> PROVIDED MATERIAL
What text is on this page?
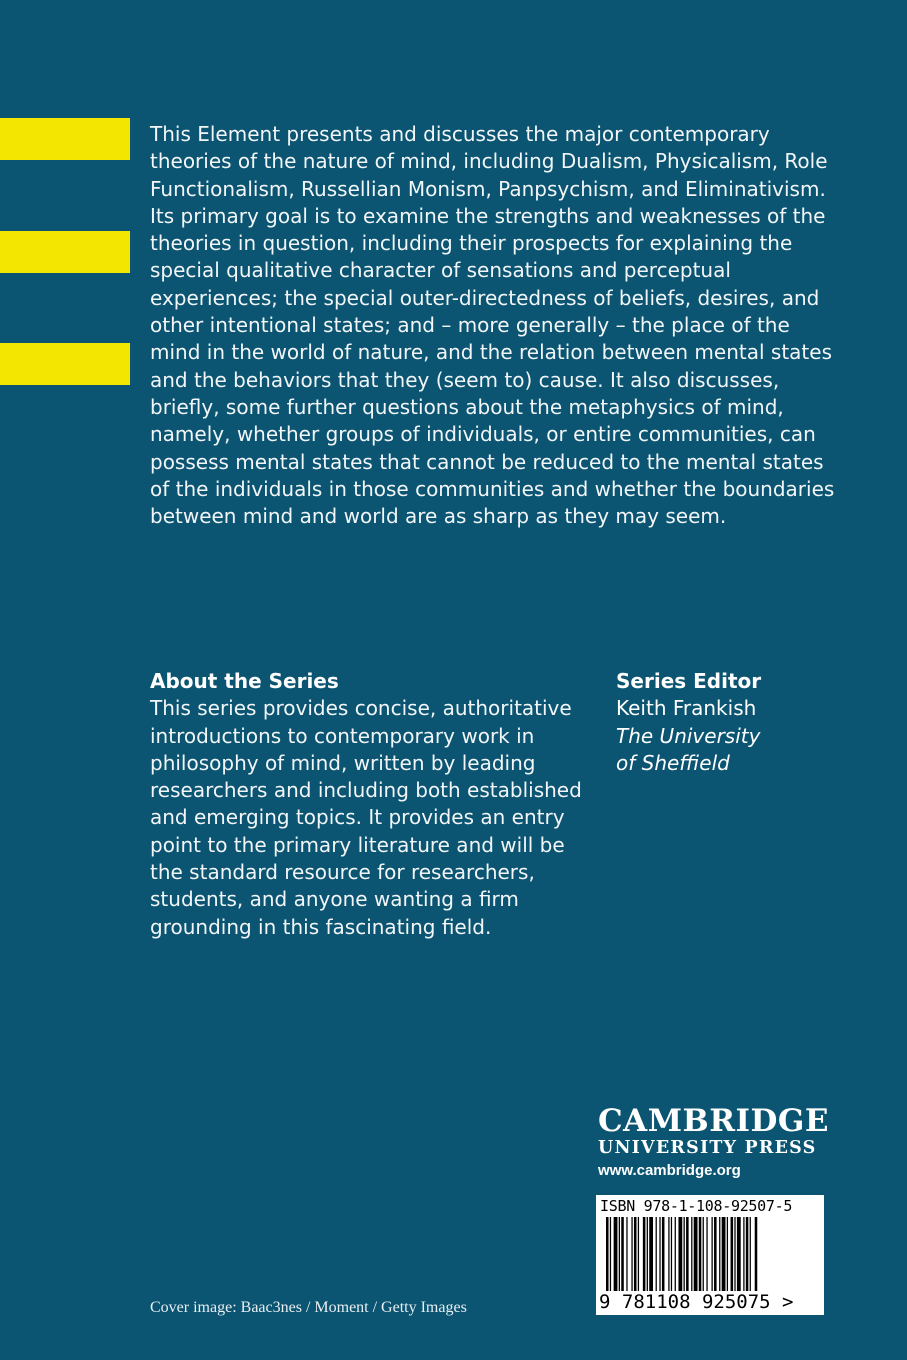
This Element presents and discusses the major contemporary theories of the nature of mind, including Dualism, Physicalism, Role Functionalism, Russellian Monism, Panpsychism, and Eliminativism. Its primary goal is to examine the strengths and weaknesses of the theories in question, including their prospects for explaining the special qualitative character of sensations and perceptual experiences; the special outer-directedness of beliefs, desires, and other intentional states; and – more generally – the place of the mind in the world of nature, and the relation between mental states and the behaviors that they (seem to) cause. It also discusses, briefly, some further questions about the metaphysics of mind, namely, whether groups of individuals, or entire communities, can possess mental states that cannot be reduced to the mental states of the individuals in those communities and whether the boundaries between mind and world are as sharp as they may seem.

About the Series

This series provides concise, authoritative introductions to contemporary work in philosophy of mind, written by leading researchers and including both established and emerging topics. It provides an entry point to the primary literature and will be the standard resource for researchers, students, and anyone wanting a firm grounding in this fascinating field.

Series Editor

Keith Frankish

The University

of Sheffield

CAMBRIDGE

UNIVERSITY PRESS

www.cambridge.org

ISBN 978-1-108-92507-5
9 781108 925075 >
Cover image: Baac3nes / Moment / Getty Images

> WRITTEN TASK
Output the data above without changes, apart from leaving out the pictures.

> OUTPUT OF THE TASK
What text is on this page?
This Element presents and discusses the major contemporary theories of the nature of mind, including Dualism, Physicalism, Role Functionalism, Russellian Monism, Panpsychism, and Eliminativism. Its primary goal is to examine the strengths and weaknesses of the theories in question, including their prospects for explaining the special qualitative character of sensations and perceptual experiences; the special outer-directedness of beliefs, desires, and other intentional states; and – more generally – the place of the mind in the world of nature, and the relation between mental states and the behaviors that they (seem to) cause. It also discusses, briefly, some further questions about the metaphysics of mind, namely, whether groups of individuals, or entire communities, can possess mental states that cannot be reduced to the mental states of the individuals in those communities and whether the boundaries between mind and world are as sharp as they may seem.

About the Series

This series provides concise, authoritative introductions to contemporary work in philosophy of mind, written by leading researchers and including both established and emerging topics. It provides an entry point to the primary literature and will be the standard resource for researchers, students, and anyone wanting a firm grounding in this fascinating field.

Series Editor

Keith Frankish

The University

of Sheffield

CAMBRIDGE

UNIVERSITY PRESS

www.cambridge.org

ISBN 978-1-108-92507-5
9 781108 925075 >
Cover image: Baac3nes / Moment / Getty Images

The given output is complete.